§ **Task requirements**:
Go through the material below and copy each line where the word "своей" appears.

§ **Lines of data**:
++++++++++++++++++++

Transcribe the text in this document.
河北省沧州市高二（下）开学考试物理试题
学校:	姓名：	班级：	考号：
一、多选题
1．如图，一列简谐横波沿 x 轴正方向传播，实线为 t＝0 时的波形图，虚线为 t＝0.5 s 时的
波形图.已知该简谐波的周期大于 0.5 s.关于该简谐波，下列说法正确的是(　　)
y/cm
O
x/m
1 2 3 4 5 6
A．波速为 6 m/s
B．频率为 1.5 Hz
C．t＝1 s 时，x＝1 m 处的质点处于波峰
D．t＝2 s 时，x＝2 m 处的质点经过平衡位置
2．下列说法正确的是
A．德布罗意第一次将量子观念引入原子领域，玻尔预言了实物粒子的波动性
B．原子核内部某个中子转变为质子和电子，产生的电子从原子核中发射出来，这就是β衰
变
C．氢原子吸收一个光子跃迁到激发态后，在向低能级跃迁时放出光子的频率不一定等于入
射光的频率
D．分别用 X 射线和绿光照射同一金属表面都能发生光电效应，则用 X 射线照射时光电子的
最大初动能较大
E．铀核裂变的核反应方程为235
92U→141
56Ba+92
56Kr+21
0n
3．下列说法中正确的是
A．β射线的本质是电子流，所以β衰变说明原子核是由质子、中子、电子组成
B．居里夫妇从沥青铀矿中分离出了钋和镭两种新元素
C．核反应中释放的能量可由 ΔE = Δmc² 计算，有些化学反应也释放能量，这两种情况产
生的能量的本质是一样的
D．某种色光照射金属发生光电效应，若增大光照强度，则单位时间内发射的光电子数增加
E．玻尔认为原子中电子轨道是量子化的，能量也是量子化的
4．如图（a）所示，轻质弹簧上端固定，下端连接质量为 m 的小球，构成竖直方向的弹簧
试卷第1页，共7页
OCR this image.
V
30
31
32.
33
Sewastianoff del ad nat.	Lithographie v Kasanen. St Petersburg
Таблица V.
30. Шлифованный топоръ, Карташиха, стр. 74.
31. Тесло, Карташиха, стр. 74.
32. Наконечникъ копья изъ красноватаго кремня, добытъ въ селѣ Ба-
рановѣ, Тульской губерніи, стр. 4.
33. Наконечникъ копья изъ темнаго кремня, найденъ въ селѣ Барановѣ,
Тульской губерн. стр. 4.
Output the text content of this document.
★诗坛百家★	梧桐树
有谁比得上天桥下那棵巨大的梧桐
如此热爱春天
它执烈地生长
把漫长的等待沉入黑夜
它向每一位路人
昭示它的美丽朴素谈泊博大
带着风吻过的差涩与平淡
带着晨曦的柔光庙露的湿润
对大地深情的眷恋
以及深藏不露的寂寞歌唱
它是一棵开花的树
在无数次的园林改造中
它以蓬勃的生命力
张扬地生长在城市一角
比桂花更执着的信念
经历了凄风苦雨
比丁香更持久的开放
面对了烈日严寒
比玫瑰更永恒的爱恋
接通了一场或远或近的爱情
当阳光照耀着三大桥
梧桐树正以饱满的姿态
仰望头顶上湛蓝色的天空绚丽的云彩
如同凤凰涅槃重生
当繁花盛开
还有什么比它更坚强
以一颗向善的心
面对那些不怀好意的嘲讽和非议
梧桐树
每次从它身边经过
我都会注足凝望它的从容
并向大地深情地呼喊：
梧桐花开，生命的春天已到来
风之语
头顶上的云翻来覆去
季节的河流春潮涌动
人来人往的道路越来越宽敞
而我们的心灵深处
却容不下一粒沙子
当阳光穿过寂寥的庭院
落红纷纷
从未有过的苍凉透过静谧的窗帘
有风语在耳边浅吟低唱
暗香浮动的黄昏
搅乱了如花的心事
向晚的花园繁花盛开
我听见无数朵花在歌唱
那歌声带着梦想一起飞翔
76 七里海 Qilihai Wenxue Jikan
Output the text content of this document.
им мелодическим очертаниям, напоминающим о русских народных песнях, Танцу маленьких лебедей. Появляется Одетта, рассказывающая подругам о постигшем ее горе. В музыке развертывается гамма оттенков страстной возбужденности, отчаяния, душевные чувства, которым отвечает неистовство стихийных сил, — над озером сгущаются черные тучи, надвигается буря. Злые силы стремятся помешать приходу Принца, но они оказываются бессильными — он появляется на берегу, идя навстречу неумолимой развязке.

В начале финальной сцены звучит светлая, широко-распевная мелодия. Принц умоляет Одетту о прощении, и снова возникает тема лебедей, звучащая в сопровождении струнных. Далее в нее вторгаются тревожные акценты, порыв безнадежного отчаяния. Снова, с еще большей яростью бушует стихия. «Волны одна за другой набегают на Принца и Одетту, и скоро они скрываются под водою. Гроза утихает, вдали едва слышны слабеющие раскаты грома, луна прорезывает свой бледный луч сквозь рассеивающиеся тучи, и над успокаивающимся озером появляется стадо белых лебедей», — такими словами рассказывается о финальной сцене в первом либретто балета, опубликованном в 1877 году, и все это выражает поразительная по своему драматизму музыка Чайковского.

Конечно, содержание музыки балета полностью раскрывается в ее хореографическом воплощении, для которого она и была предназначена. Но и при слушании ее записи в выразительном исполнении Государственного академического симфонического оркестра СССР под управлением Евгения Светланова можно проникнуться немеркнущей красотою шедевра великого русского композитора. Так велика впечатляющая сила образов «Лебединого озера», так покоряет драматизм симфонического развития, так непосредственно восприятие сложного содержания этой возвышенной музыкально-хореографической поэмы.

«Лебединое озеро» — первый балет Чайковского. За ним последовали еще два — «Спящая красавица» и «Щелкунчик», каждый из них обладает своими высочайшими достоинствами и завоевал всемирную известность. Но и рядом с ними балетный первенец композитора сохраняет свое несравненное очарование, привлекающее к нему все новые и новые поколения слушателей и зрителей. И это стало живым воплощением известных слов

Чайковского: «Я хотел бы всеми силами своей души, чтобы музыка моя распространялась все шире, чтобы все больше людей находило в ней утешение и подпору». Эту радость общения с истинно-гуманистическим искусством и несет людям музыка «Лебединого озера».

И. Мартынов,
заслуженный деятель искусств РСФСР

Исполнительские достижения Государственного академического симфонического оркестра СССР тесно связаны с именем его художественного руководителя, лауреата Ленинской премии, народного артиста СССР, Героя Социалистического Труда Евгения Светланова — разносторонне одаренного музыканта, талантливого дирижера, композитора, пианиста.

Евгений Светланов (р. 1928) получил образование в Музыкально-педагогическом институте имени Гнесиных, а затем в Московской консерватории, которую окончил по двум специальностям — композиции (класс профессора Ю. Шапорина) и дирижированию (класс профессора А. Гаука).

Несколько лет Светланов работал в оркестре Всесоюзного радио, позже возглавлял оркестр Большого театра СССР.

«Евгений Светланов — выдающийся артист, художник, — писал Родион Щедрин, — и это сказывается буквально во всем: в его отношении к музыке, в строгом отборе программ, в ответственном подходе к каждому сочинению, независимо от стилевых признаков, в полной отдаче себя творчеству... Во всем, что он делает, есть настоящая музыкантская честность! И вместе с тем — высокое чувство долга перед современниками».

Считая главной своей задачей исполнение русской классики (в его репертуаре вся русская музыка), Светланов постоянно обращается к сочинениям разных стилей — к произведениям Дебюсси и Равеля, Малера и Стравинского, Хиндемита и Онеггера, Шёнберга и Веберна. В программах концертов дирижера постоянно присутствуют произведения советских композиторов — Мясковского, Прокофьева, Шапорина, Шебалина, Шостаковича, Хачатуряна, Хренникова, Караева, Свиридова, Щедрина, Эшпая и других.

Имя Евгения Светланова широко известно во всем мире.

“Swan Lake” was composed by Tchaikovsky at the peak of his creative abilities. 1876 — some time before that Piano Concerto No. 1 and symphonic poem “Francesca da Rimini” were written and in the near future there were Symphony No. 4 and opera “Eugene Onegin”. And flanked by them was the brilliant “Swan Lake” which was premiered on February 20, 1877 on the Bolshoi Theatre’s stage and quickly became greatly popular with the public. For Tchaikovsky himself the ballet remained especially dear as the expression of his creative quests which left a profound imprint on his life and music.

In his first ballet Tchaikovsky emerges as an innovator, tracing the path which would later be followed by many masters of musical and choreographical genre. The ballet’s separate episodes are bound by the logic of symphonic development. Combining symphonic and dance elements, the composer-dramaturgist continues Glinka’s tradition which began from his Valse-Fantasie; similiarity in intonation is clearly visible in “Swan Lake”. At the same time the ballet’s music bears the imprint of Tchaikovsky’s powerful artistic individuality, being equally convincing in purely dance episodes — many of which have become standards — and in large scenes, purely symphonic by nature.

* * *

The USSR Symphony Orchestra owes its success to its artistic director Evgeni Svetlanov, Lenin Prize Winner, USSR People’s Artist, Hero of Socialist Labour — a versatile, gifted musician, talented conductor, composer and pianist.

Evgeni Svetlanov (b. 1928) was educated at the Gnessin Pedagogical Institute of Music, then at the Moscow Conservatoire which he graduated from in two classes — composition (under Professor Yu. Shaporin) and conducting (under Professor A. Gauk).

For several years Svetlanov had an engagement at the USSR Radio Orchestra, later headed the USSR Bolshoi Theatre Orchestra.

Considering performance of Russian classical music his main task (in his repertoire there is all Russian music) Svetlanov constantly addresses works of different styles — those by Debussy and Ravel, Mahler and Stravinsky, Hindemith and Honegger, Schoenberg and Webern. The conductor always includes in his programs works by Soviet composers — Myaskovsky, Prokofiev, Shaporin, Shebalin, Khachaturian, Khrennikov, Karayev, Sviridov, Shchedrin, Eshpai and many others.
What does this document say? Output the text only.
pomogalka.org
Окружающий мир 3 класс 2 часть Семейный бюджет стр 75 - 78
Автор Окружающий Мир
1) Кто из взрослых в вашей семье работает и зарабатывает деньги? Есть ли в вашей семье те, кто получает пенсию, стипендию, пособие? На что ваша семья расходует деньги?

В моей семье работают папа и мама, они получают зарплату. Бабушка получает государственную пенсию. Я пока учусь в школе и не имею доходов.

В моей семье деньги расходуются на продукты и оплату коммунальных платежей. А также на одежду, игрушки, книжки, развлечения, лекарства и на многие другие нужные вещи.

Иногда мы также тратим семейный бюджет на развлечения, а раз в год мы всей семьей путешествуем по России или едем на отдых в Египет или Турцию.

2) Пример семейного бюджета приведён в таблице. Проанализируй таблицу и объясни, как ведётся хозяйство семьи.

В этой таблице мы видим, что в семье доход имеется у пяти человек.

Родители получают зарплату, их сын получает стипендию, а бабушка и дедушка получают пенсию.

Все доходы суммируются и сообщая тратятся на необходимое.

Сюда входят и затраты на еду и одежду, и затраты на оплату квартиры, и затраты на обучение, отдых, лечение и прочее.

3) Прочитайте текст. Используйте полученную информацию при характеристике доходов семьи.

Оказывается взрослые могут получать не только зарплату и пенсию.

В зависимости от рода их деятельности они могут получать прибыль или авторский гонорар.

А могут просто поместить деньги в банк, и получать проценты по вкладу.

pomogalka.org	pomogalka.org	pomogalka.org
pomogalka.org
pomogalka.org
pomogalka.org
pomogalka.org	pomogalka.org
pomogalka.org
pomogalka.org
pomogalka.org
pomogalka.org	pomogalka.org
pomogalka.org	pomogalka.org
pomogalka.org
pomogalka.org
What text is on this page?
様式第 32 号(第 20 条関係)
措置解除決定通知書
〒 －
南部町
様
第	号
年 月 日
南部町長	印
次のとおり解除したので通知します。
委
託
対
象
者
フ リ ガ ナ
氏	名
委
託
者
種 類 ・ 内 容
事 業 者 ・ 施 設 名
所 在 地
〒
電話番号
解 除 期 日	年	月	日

++++++++++++++++++++

§ **Written response**:
Чайковского: «Я хотел бы всеми силами своей души, чтобы музыка моя распространялась все шире, чтобы все больше людей находило в ней утешение и подпору». Эту радость общения с истинно-гуманистическим искусством и несет людям музыка «Лебединого озера».
Считая главной своей задачей исполнение русской классики (в его репертуаре вся русская музыка), Светланов постоянно обращается к сочинениям разных стилей — к произведениям Дебюсси и Равеля, Малера и Стравинского, Хиндемита и Онеггера, Шёнберга и Веберна. В программах концертов дирижера постоянно присутствуют произведения советских композиторов — Мясковского, Прокофьева, Шапорина, Шебалина, Шостаковича, Хачатуряна, Хренникова, Караева, Свиридова, Щедрина, Эшпая и других.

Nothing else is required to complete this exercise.